--- Start Extracted data ---
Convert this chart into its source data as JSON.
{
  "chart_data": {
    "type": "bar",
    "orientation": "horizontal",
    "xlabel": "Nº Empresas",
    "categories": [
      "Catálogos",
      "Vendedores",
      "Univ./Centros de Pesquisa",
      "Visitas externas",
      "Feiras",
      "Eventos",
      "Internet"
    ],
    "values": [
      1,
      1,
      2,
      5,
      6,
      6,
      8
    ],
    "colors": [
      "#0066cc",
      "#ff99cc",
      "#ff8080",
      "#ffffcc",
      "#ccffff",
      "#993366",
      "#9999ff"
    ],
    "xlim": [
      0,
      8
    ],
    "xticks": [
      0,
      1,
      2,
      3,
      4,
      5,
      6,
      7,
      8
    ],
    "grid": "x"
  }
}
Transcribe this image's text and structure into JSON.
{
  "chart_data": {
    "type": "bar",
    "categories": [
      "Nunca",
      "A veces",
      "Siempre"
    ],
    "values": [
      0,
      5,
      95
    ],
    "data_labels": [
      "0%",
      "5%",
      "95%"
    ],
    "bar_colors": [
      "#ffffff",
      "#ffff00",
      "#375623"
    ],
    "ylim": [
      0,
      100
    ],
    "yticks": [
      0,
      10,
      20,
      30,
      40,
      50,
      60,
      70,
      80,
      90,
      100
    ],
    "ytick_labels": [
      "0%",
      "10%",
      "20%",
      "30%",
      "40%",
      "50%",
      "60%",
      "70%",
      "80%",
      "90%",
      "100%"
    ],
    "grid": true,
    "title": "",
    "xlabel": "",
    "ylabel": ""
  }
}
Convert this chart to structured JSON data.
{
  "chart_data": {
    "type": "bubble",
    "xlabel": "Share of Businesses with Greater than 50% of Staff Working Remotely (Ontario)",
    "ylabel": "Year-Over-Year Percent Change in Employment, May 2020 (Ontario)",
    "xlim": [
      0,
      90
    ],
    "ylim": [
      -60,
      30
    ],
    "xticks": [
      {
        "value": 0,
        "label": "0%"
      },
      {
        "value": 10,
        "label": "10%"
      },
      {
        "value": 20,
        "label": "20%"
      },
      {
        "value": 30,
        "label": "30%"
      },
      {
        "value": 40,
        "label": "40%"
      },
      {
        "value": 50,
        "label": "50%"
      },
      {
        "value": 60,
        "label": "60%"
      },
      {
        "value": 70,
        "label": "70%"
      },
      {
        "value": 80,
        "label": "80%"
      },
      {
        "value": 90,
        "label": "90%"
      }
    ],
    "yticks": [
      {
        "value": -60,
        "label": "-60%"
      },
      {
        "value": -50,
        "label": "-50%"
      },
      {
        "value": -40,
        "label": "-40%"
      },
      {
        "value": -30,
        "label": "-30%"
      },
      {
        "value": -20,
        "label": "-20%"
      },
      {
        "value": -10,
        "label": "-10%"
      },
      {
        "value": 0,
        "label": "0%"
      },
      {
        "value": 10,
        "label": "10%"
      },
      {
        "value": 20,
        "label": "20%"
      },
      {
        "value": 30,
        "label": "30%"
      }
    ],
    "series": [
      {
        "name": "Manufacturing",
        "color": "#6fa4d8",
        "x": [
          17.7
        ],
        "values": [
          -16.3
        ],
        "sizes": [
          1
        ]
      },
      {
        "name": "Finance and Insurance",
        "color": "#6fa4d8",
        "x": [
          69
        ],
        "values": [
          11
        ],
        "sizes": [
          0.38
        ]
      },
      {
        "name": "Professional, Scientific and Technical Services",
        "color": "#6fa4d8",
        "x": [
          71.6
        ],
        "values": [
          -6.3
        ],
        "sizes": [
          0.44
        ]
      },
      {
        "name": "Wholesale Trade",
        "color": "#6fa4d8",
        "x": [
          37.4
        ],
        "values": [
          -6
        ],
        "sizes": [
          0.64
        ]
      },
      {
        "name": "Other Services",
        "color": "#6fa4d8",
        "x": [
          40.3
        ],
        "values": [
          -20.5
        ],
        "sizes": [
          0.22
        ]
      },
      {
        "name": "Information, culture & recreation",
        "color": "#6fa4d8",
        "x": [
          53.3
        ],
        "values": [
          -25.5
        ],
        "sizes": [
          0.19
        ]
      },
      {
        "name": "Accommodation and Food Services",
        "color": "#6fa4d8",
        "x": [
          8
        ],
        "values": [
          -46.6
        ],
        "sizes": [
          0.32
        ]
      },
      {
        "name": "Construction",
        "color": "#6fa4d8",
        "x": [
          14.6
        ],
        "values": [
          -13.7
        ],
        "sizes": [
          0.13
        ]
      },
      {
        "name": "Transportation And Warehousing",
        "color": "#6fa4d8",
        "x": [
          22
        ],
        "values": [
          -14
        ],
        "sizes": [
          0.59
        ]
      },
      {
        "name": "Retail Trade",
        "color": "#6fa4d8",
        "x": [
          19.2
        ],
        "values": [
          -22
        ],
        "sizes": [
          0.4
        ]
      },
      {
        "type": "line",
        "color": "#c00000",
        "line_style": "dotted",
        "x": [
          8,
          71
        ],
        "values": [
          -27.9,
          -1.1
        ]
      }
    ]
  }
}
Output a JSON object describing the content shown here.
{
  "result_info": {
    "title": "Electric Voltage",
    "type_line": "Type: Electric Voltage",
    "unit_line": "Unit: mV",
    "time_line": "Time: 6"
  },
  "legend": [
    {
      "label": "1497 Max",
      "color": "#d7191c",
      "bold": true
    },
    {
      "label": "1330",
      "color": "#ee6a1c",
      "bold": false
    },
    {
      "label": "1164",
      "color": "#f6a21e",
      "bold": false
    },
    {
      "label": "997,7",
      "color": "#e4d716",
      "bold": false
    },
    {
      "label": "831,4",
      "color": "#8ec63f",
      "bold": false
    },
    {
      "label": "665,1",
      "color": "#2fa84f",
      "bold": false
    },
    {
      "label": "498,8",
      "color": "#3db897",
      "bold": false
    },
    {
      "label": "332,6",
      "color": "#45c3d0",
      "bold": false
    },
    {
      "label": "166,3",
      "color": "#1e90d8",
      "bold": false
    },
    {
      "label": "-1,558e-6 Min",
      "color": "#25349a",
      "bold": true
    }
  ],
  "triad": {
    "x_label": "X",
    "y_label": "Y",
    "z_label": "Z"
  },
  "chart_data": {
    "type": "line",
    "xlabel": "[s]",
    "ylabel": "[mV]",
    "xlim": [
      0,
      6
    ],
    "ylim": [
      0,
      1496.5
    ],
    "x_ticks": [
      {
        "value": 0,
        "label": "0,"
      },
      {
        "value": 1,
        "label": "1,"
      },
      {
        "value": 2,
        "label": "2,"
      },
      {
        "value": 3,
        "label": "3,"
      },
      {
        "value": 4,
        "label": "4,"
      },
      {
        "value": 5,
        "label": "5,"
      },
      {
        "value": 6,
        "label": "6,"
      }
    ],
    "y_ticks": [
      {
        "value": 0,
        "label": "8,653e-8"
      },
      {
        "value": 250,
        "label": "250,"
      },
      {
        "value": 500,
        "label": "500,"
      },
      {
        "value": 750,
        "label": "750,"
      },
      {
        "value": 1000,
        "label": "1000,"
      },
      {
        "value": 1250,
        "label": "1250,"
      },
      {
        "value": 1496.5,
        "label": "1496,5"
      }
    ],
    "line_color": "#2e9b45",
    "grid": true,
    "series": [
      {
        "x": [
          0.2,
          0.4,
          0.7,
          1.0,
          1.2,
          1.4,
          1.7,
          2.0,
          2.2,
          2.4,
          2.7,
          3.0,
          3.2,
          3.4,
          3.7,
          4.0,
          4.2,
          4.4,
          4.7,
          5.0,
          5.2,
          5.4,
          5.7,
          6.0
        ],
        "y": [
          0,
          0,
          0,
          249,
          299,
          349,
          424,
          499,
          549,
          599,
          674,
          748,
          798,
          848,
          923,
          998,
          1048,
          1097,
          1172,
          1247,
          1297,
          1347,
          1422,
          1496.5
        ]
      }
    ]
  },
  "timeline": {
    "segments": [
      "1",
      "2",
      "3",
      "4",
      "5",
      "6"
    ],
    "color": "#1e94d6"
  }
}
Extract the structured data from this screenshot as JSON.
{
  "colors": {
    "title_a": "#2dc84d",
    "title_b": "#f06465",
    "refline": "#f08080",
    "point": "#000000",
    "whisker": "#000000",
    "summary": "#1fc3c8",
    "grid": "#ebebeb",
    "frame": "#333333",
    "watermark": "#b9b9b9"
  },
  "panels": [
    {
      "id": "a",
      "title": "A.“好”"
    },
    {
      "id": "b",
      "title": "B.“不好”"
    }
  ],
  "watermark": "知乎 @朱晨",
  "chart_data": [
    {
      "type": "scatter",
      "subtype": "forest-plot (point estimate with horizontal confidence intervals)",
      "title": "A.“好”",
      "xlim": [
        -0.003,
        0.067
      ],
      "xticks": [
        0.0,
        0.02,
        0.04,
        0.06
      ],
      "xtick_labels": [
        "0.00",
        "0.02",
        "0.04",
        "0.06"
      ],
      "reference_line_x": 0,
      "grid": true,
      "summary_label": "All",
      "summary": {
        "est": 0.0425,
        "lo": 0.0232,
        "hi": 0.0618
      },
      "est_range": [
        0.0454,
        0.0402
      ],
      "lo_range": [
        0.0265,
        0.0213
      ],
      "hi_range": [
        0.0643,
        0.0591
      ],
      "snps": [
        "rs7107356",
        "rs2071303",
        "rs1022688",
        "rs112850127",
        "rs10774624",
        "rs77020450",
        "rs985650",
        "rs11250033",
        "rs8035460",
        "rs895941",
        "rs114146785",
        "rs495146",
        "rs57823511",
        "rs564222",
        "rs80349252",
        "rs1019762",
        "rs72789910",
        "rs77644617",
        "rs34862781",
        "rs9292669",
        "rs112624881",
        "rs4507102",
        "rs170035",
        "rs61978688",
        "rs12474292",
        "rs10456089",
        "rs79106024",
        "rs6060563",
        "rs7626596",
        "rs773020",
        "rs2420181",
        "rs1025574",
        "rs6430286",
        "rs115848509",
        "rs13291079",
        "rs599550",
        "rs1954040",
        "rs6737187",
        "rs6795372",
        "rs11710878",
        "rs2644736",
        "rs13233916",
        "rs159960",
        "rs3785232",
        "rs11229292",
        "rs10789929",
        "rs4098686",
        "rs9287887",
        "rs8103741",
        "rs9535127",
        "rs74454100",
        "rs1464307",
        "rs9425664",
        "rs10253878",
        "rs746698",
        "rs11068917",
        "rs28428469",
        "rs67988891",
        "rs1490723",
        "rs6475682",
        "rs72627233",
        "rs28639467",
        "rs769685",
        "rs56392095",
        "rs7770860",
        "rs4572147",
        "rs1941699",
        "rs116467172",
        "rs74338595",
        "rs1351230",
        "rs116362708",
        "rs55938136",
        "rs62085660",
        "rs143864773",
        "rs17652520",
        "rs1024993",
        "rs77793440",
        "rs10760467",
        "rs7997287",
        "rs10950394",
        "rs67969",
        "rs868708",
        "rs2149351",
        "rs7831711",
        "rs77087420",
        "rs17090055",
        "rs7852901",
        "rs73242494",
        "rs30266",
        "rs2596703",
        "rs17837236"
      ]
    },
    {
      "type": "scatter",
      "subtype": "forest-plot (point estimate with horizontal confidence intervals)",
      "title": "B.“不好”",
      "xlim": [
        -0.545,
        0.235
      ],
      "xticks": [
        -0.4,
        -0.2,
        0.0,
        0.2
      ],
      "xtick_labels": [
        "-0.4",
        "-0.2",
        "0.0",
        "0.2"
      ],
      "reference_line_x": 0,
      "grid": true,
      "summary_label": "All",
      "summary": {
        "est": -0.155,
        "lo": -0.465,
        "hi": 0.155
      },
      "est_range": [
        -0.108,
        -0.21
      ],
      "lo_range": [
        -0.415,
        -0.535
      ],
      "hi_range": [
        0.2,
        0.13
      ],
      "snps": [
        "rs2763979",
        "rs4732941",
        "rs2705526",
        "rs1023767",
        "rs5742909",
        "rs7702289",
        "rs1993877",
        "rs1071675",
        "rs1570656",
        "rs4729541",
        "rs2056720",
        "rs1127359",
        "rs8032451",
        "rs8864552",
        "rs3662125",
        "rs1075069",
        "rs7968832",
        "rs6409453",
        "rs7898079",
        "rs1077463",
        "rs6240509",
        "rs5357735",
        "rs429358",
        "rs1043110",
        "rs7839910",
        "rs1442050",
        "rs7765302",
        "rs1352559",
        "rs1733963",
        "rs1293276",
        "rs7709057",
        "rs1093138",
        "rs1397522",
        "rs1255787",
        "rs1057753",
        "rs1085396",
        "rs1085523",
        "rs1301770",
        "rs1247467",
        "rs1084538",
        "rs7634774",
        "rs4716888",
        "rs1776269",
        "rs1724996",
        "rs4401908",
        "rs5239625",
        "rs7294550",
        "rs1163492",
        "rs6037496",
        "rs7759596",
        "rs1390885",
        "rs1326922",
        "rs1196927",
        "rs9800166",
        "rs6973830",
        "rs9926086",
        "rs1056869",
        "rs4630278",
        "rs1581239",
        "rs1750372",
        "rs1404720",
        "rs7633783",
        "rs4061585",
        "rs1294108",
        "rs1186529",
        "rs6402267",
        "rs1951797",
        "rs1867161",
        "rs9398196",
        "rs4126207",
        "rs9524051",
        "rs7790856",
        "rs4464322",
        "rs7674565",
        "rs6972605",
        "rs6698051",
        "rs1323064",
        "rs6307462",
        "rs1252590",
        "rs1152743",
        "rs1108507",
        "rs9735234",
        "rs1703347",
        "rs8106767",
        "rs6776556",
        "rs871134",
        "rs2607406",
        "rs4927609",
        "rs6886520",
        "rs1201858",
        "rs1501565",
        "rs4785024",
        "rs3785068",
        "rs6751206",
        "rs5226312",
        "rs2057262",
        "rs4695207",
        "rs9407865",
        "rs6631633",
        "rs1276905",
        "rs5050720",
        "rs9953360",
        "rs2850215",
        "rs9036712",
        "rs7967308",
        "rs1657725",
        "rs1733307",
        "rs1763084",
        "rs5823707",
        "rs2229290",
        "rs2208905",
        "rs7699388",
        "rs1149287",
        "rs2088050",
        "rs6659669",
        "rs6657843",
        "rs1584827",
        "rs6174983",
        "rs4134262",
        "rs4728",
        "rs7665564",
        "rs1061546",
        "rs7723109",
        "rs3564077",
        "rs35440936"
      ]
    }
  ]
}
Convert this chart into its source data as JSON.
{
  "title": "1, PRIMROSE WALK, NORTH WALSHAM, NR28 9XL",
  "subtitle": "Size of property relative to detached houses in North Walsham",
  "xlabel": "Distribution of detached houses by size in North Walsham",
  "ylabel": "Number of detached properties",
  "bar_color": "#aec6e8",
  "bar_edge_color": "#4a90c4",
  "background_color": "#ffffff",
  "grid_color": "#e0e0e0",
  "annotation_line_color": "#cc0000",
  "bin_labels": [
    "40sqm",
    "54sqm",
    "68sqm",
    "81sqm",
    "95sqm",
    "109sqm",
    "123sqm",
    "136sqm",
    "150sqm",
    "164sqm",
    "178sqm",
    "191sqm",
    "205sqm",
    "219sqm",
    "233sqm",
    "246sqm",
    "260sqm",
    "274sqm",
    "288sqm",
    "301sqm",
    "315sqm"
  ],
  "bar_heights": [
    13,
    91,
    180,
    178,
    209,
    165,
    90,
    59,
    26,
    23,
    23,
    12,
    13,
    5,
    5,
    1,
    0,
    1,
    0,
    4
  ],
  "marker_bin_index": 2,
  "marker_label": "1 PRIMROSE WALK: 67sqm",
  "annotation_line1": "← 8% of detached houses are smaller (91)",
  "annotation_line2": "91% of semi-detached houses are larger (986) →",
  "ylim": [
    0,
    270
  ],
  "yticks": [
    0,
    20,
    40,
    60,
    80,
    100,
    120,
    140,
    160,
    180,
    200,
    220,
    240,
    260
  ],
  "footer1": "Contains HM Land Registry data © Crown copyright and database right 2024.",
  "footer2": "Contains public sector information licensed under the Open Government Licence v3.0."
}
--- End Extracted data ---
What is the number of lines in the data that hold the string "ylabel"? Answer with the number only.

4